PROBLEM STATEMENT:
Write the data out again, exactly as given.

[Dataset entries]
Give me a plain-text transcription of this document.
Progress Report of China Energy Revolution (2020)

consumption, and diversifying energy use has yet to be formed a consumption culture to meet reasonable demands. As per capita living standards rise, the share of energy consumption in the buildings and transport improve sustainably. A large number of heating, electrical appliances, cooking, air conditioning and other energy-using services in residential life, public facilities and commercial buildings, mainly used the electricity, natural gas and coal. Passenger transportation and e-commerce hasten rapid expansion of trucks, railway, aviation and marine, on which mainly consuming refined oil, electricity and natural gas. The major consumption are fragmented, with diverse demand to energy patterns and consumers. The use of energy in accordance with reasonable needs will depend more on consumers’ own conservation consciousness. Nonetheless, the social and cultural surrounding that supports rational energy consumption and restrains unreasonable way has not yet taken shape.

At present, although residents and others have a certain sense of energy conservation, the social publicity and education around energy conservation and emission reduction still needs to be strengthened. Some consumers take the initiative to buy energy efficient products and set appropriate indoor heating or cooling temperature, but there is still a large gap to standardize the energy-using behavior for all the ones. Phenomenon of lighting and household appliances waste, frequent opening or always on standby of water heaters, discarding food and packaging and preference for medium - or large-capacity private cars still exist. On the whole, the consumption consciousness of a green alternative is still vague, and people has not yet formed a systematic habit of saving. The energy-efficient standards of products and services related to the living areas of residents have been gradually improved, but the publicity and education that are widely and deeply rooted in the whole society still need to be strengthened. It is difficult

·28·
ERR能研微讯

FULL RESPONSE:
Give me a plain-text transcription of this document.
Progress Report of China Energy Revolution (2020)

consumption, and diversifying energy use has yet to be formed a consumption culture to meet reasonable demands. As per capita living standards rise, the share of energy consumption in the buildings and transport improve sustainably. A large number of heating, electrical appliances, cooking, air conditioning and other energy-using services in residential life, public facilities and commercial buildings, mainly used the electricity, natural gas and coal. Passenger transportation and e-commerce hasten rapid expansion of trucks, railway, aviation and marine, on which mainly consuming refined oil, electricity and natural gas. The major consumption are fragmented, with diverse demand to energy patterns and consumers. The use of energy in accordance with reasonable needs will depend more on consumers’ own conservation consciousness. Nonetheless, the social and cultural surrounding that supports rational energy consumption and restrains unreasonable way has not yet taken shape.

At present, although residents and others have a certain sense of energy conservation, the social publicity and education around energy conservation and emission reduction still needs to be strengthened. Some consumers take the initiative to buy energy efficient products and set appropriate indoor heating or cooling temperature, but there is still a large gap to standardize the energy-using behavior for all the ones. Phenomenon of lighting and household appliances waste, frequent opening or always on standby of water heaters, discarding food and packaging and preference for medium - or large-capacity private cars still exist. On the whole, the consumption consciousness of a green alternative is still vague, and people has not yet formed a systematic habit of saving. The energy-efficient standards of products and services related to the living areas of residents have been gradually improved, but the publicity and education that are widely and deeply rooted in the whole society still need to be strengthened. It is difficult

·28·
ERR能研微讯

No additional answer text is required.